● TO DO
Will you output the entries below exactly, skipping every image they contain?

Collected data entries:
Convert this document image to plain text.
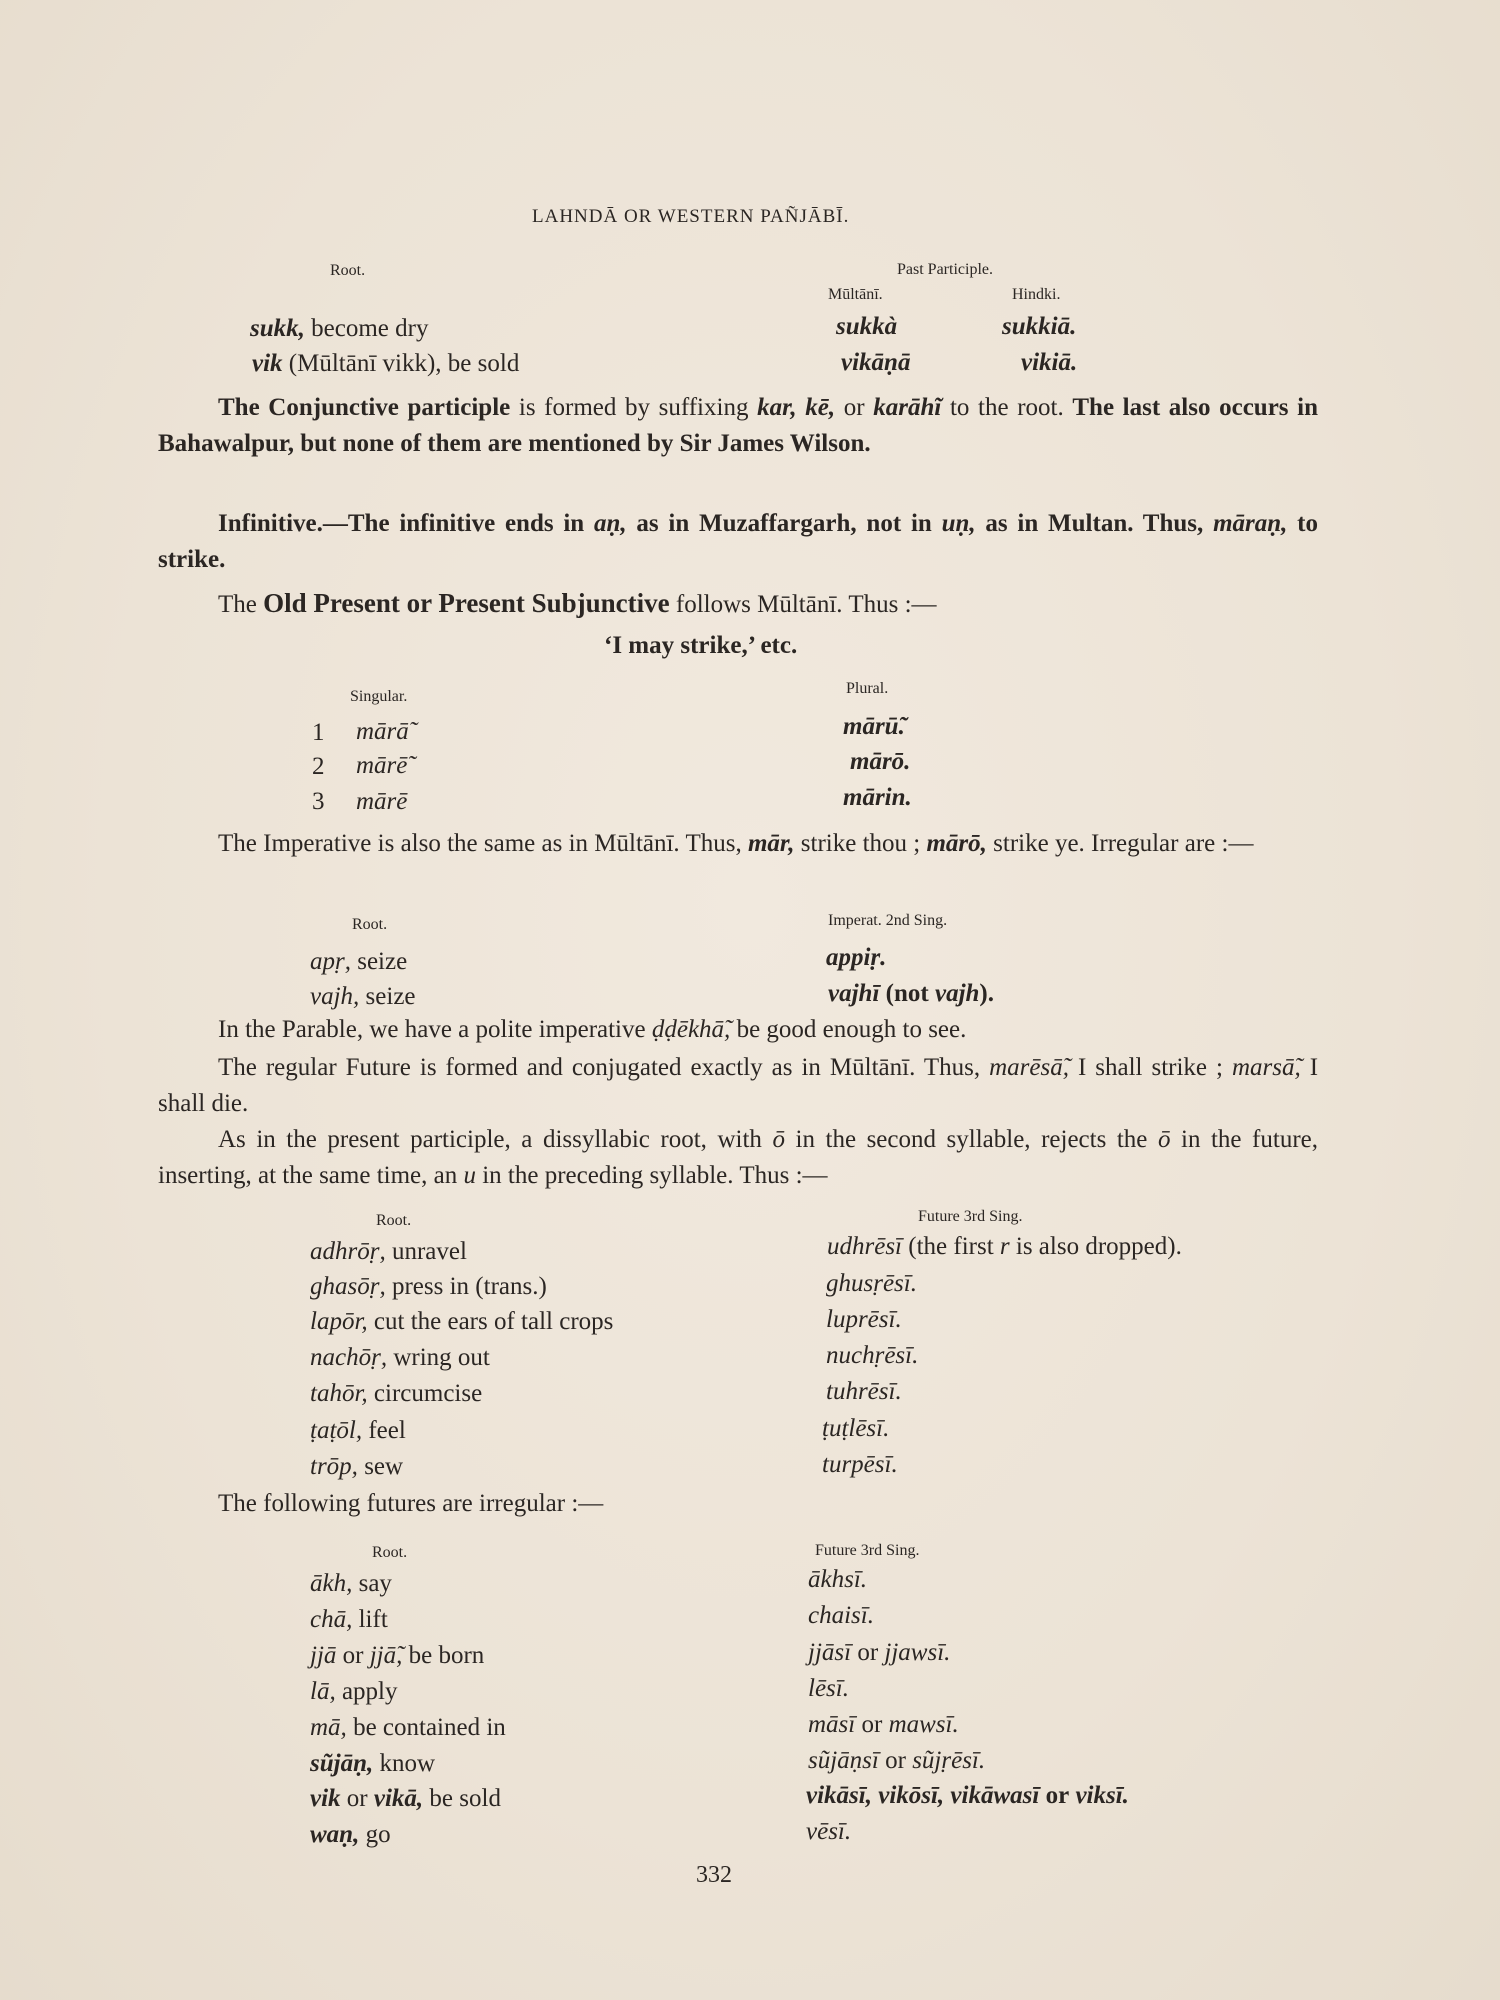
LAHNDĀ OR WESTERN PAÑJĀBĪ.
Root.	Past Participle.
Mūltānī.	Hindki.
sukk, become dry	sukkà	sukkiā.
vik (Mūltānī vikk), be sold	vikāṇā	vikiā.
The Conjunctive participle is formed by suffixing kar, kē, or karāhĩ to the root. The last also occurs in Bahawalpur, but none of them are mentioned by Sir James Wilson.
Infinitive.—The infinitive ends in aṇ, as in Muzaffargarh, not in uṇ, as in Multan. Thus, māraṇ, to strike.
The Old Present or Present Subjunctive follows Mūltānī. Thus :—
‘I may strike,’ etc.
Singular.	Plural.
1 mārā̃	mārū̃.
2 mārē̃	mārō.
3 mārē	mārin.
The Imperative is also the same as in Mūltānī. Thus, mār, strike thou ; mārō, strike ye. Irregular are :—
Root.	Imperat. 2nd Sing.
apṛ, seize	appiṛ.
vajh, seize	vajhī (not vajh).
In the Parable, we have a polite imperative ḍḍēkhā̃, be good enough to see.
The regular Future is formed and conjugated exactly as in Mūltānī. Thus, marēsā̃, I shall strike ; marsā̃, I shall die.
As in the present participle, a dissyllabic root, with ō in the second syllable, rejects the ō in the future, inserting, at the same time, an u in the preceding syllable. Thus :—
Root.	Future 3rd Sing.
adhrōṛ, unravel	udhrēsī (the first r is also dropped).
ghasōṛ, press in (trans.)	ghusṛēsī.
lapōr, cut the ears of tall crops	luprēsī.
nachōṛ, wring out	nuchṛēsī.
tahōr, circumcise	tuhrēsī.
ṭaṭōl, feel	ṭuṭlēsī.
trōp, sew	turpēsī.
The following futures are irregular :—
Root.	Future 3rd Sing.
ākh, say	ākhsī.
chā, lift	chaisī.
jjā or jjā̃, be born	jjāsī or jjawsī.
lā, apply	lēsī.
mā, be contained in	māsī or mawsī.
sũjāṇ, know	sũjāṇsī or sũjṛēsī.
vik or vikā, be sold	vikāsī, vikōsī, vikāwasī or viksī.
waṇ, go	vēsī.
332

● CORRECT RESPONSE
Convert this document image to plain text.
LAHNDĀ OR WESTERN PAÑJĀBĪ.
Root.	Past Participle.
Mūltānī.	Hindki.
sukk, become dry	sukkà	sukkiā.
vik (Mūltānī vikk), be sold	vikāṇā	vikiā.
The Conjunctive participle is formed by suffixing kar, kē, or karāhĩ to the root. The last also occurs in Bahawalpur, but none of them are mentioned by Sir James Wilson.
Infinitive.—The infinitive ends in aṇ, as in Muzaffargarh, not in uṇ, as in Multan. Thus, māraṇ, to strike.
The Old Present or Present Subjunctive follows Mūltānī. Thus :—
‘I may strike,’ etc.
Singular.	Plural.
1 mārā̃	mārū̃.
2 mārē̃	mārō.
3 mārē	mārin.
The Imperative is also the same as in Mūltānī. Thus, mār, strike thou ; mārō, strike ye. Irregular are :—
Root.	Imperat. 2nd Sing.
apṛ, seize	appiṛ.
vajh, seize	vajhī (not vajh).
In the Parable, we have a polite imperative ḍḍēkhā̃, be good enough to see.
The regular Future is formed and conjugated exactly as in Mūltānī. Thus, marēsā̃, I shall strike ; marsā̃, I shall die.
As in the present participle, a dissyllabic root, with ō in the second syllable, rejects the ō in the future, inserting, at the same time, an u in the preceding syllable. Thus :—
Root.	Future 3rd Sing.
adhrōṛ, unravel	udhrēsī (the first r is also dropped).
ghasōṛ, press in (trans.)	ghusṛēsī.
lapōr, cut the ears of tall crops	luprēsī.
nachōṛ, wring out	nuchṛēsī.
tahōr, circumcise	tuhrēsī.
ṭaṭōl, feel	ṭuṭlēsī.
trōp, sew	turpēsī.
The following futures are irregular :—
Root.	Future 3rd Sing.
ākh, say	ākhsī.
chā, lift	chaisī.
jjā or jjā̃, be born	jjāsī or jjawsī.
lā, apply	lēsī.
mā, be contained in	māsī or mawsī.
sũjāṇ, know	sũjāṇsī or sũjṛēsī.
vik or vikā, be sold	vikāsī, vikōsī, vikāwasī or viksī.
waṇ, go	vēsī.
332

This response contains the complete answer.